■ Rows
########

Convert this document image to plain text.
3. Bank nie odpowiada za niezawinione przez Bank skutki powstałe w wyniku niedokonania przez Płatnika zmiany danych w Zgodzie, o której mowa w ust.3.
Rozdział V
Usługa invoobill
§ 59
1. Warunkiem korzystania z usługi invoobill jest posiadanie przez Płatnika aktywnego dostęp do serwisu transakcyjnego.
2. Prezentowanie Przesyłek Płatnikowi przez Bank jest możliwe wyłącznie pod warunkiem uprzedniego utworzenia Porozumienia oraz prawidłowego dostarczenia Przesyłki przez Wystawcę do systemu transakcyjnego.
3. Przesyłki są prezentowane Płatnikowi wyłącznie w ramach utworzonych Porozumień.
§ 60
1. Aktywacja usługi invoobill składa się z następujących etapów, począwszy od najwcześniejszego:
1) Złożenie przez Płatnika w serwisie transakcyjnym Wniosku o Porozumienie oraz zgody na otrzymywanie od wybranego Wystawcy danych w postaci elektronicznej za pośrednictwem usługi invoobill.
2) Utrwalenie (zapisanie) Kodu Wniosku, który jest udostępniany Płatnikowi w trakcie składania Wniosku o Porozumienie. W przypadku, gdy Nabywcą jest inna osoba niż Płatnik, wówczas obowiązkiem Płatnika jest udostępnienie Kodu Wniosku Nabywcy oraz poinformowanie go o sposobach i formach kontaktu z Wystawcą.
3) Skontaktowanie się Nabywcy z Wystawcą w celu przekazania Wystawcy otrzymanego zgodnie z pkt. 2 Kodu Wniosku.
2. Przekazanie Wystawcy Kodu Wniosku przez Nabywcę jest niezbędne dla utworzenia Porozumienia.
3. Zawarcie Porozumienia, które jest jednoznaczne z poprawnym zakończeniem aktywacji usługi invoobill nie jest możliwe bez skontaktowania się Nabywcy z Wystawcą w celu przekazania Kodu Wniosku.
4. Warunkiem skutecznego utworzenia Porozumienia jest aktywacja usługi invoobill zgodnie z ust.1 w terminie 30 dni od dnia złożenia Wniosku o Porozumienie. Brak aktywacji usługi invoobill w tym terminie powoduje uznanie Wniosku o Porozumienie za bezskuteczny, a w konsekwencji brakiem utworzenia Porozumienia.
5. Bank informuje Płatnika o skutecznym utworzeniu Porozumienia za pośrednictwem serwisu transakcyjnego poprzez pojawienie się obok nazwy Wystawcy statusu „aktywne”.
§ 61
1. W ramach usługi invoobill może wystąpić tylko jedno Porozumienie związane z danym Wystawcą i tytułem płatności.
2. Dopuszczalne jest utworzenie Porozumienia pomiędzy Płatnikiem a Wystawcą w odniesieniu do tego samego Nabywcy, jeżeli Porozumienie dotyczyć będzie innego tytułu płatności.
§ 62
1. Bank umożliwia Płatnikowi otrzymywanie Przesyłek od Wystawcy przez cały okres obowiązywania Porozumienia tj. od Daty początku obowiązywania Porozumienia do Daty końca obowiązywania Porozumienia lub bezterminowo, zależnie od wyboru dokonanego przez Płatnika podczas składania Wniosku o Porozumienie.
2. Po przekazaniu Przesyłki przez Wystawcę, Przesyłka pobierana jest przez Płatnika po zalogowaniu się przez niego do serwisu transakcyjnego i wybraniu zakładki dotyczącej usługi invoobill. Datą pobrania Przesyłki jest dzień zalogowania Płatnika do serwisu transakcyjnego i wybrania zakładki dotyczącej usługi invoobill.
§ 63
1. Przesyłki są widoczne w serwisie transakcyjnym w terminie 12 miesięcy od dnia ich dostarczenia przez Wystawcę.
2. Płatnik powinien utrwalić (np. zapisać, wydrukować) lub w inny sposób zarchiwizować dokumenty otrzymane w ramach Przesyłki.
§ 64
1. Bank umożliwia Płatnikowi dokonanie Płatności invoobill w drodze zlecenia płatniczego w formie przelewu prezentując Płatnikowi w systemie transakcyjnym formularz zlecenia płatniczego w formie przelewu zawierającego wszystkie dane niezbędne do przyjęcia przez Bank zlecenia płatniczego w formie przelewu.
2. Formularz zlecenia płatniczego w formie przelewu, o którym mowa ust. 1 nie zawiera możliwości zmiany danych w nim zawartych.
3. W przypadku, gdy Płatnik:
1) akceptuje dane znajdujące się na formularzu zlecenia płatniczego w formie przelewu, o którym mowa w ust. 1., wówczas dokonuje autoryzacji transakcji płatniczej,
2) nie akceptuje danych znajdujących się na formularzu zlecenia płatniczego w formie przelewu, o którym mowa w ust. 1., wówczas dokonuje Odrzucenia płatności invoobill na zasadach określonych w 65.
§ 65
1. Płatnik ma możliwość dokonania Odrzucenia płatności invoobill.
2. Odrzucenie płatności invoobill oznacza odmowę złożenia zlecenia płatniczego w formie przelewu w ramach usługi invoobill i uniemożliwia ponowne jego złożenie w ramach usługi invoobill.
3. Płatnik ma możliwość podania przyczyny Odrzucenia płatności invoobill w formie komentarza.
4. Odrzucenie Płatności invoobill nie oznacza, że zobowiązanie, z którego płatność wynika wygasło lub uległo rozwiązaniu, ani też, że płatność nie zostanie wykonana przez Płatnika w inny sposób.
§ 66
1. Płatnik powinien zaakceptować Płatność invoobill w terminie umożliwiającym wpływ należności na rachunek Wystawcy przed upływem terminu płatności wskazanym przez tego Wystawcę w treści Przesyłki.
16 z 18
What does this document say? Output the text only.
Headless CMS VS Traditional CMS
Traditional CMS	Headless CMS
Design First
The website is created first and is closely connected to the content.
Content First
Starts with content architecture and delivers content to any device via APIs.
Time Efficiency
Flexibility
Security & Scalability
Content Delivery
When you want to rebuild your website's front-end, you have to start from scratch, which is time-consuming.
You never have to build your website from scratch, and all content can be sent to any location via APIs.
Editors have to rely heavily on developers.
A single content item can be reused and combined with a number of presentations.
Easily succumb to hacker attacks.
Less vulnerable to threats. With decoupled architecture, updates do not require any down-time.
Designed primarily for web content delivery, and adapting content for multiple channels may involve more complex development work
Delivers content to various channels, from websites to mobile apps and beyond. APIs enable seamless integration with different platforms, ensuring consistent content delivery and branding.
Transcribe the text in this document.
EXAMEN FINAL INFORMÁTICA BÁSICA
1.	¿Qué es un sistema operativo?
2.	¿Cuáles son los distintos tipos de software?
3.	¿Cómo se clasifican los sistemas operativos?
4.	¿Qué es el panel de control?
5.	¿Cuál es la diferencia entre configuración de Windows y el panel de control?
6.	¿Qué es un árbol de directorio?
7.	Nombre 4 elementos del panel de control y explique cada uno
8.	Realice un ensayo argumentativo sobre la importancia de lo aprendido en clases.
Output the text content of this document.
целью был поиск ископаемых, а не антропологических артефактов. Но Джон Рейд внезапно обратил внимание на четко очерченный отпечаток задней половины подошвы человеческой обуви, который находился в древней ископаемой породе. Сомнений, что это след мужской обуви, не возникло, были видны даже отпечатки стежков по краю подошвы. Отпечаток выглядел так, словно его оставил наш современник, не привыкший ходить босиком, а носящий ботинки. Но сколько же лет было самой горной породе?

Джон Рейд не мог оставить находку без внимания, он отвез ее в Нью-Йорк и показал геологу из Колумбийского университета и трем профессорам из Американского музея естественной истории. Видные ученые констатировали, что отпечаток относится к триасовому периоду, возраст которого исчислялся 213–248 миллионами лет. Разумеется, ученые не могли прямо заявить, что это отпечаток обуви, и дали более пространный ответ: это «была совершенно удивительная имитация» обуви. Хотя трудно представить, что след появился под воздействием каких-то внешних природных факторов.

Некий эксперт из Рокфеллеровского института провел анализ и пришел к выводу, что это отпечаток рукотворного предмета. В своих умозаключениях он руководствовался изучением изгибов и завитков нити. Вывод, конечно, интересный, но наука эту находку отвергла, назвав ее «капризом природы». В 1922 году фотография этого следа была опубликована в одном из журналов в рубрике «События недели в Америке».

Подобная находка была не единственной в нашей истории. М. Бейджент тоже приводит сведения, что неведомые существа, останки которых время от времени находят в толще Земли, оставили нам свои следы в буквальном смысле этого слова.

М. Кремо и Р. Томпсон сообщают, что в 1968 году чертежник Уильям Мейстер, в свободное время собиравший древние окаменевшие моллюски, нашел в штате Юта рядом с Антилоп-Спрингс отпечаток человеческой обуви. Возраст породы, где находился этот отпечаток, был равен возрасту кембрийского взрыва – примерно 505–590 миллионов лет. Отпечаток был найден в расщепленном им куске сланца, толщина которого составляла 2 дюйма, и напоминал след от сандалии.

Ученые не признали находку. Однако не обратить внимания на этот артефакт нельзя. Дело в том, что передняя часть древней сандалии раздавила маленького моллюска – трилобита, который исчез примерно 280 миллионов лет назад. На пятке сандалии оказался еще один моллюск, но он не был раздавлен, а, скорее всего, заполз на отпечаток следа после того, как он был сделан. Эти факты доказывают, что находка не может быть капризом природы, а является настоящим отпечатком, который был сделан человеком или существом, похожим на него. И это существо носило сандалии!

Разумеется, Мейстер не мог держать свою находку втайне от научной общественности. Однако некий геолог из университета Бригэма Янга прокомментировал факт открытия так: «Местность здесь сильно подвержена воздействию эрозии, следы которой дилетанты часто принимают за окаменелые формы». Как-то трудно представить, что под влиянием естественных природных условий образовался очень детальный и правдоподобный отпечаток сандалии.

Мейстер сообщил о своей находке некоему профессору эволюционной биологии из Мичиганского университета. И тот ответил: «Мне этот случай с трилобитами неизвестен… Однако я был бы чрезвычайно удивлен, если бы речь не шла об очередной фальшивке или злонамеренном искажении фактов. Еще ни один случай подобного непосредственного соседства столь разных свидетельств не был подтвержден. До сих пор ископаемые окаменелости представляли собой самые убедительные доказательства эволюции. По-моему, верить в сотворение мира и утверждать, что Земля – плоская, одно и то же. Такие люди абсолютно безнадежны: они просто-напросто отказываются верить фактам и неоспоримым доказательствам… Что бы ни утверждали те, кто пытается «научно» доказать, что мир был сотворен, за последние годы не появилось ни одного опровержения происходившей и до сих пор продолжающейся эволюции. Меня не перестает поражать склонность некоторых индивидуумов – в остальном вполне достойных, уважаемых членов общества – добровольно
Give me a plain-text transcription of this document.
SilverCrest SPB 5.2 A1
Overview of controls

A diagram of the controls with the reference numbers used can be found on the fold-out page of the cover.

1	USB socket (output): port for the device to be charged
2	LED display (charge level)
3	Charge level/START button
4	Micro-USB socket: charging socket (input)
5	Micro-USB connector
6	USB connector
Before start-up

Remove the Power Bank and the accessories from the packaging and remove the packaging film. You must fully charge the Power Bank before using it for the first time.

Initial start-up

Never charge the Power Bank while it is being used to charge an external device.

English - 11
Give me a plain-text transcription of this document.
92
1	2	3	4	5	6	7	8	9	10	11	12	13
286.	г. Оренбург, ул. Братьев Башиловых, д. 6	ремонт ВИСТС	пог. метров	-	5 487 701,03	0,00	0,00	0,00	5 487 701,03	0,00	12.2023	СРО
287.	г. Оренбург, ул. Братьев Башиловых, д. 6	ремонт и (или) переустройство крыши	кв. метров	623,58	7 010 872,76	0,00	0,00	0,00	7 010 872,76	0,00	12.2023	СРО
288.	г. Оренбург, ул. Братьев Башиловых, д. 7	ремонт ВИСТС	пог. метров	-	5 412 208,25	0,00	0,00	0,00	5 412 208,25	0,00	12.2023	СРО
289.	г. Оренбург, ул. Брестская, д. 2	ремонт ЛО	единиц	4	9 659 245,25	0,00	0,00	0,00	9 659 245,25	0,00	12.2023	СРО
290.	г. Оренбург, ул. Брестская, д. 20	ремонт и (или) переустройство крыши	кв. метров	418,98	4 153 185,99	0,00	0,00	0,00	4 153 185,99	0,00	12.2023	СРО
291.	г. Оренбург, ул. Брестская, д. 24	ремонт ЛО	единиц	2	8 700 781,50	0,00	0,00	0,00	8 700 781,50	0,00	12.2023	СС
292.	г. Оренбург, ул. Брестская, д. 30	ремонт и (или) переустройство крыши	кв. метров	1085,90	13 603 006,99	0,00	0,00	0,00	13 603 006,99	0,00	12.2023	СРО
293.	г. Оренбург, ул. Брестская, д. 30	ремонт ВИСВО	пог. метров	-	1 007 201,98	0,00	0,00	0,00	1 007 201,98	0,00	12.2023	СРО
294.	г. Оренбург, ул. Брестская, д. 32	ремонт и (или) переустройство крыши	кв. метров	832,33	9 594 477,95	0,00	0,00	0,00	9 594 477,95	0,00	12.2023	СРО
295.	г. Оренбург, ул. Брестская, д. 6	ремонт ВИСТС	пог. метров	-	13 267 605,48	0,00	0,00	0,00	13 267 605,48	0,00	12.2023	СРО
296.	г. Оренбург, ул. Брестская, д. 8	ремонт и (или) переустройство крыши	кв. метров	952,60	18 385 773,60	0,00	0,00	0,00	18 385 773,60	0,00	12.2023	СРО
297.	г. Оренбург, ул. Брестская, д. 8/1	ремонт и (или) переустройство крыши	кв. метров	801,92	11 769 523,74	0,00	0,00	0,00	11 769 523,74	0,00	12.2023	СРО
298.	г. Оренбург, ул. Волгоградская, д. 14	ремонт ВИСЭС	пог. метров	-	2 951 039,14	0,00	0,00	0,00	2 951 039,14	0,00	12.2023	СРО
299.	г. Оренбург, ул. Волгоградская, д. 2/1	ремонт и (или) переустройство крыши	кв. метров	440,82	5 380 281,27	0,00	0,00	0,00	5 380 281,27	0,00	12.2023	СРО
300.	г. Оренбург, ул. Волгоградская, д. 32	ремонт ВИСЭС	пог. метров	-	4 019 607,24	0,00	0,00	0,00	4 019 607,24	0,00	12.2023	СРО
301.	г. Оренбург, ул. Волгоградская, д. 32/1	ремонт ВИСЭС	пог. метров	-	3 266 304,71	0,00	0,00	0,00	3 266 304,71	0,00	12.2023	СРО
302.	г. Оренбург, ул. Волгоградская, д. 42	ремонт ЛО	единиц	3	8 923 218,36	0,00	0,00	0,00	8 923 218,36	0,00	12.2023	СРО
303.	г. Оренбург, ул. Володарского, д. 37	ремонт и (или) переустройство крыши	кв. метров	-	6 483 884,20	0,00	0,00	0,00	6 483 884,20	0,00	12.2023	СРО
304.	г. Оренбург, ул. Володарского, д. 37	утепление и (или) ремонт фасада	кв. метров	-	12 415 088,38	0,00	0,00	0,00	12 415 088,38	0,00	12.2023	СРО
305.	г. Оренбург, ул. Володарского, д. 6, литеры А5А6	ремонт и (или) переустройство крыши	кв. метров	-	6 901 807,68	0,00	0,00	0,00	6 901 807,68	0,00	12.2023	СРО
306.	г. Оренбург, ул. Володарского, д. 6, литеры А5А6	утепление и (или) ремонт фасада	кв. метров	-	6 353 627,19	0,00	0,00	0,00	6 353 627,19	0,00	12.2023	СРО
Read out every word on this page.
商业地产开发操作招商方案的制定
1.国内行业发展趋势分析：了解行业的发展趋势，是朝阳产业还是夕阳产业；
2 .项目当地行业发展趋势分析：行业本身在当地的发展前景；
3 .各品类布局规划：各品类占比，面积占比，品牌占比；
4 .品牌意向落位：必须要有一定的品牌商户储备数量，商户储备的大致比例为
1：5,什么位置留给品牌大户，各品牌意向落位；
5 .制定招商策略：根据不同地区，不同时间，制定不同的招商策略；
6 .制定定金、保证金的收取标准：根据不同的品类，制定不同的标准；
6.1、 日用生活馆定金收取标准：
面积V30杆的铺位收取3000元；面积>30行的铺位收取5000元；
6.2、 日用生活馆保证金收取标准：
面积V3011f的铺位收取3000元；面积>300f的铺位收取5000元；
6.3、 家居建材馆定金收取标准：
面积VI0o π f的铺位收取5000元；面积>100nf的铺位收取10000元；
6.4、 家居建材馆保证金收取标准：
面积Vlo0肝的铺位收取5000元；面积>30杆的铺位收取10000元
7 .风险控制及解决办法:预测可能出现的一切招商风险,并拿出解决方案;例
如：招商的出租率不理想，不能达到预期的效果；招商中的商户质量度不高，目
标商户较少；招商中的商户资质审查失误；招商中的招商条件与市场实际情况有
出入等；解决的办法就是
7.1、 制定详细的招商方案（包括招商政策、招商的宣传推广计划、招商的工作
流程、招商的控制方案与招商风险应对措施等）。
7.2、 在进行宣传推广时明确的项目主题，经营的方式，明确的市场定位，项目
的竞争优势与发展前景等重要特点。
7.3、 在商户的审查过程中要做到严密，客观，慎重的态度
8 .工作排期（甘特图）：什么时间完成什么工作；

########

■ Short task
Report each line of the material above where the word "Power" appears.

■ Output
Remove the Power Bank and the accessories from the packaging and remove the packaging film. You must fully charge the Power Bank before using it for the first time.
Never charge the Power Bank while it is being used to charge an external device.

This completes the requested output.